### [What is expected]
The records below are to be quoted in full; please keep every word exact.

### [Raw records]
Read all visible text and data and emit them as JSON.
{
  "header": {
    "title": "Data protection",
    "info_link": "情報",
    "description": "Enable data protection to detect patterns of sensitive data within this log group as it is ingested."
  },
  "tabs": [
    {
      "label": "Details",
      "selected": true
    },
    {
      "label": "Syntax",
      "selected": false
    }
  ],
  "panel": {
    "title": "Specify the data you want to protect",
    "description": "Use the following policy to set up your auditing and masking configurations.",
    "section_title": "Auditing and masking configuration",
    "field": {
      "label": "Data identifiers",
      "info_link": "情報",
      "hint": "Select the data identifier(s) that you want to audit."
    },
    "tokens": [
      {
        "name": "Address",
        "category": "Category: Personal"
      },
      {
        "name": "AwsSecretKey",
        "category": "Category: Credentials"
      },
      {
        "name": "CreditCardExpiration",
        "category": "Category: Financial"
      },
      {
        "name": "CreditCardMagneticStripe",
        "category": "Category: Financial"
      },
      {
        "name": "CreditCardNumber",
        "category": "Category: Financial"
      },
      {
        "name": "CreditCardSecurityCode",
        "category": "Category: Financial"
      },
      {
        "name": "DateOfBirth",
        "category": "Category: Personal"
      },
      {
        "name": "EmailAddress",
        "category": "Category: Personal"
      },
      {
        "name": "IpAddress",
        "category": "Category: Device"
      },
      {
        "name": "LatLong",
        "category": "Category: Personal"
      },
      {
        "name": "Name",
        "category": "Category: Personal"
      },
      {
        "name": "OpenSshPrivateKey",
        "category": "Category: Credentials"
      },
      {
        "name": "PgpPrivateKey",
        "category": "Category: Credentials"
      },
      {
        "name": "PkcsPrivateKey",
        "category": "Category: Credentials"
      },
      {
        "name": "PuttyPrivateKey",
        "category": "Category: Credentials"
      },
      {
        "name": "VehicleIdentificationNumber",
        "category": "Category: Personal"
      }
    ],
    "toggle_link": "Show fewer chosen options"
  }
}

### [The solution]
Read all visible text and data and emit them as JSON.
{
  "header": {
    "title": "Data protection",
    "info_link": "情報",
    "description": "Enable data protection to detect patterns of sensitive data within this log group as it is ingested."
  },
  "tabs": [
    {
      "label": "Details",
      "selected": true
    },
    {
      "label": "Syntax",
      "selected": false
    }
  ],
  "panel": {
    "title": "Specify the data you want to protect",
    "description": "Use the following policy to set up your auditing and masking configurations.",
    "section_title": "Auditing and masking configuration",
    "field": {
      "label": "Data identifiers",
      "info_link": "情報",
      "hint": "Select the data identifier(s) that you want to audit."
    },
    "tokens": [
      {
        "name": "Address",
        "category": "Category: Personal"
      },
      {
        "name": "AwsSecretKey",
        "category": "Category: Credentials"
      },
      {
        "name": "CreditCardExpiration",
        "category": "Category: Financial"
      },
      {
        "name": "CreditCardMagneticStripe",
        "category": "Category: Financial"
      },
      {
        "name": "CreditCardNumber",
        "category": "Category: Financial"
      },
      {
        "name": "CreditCardSecurityCode",
        "category": "Category: Financial"
      },
      {
        "name": "DateOfBirth",
        "category": "Category: Personal"
      },
      {
        "name": "EmailAddress",
        "category": "Category: Personal"
      },
      {
        "name": "IpAddress",
        "category": "Category: Device"
      },
      {
        "name": "LatLong",
        "category": "Category: Personal"
      },
      {
        "name": "Name",
        "category": "Category: Personal"
      },
      {
        "name": "OpenSshPrivateKey",
        "category": "Category: Credentials"
      },
      {
        "name": "PgpPrivateKey",
        "category": "Category: Credentials"
      },
      {
        "name": "PkcsPrivateKey",
        "category": "Category: Credentials"
      },
      {
        "name": "PuttyPrivateKey",
        "category": "Category: Credentials"
      },
      {
        "name": "VehicleIdentificationNumber",
        "category": "Category: Personal"
      }
    ],
    "toggle_link": "Show fewer chosen options"
  }
}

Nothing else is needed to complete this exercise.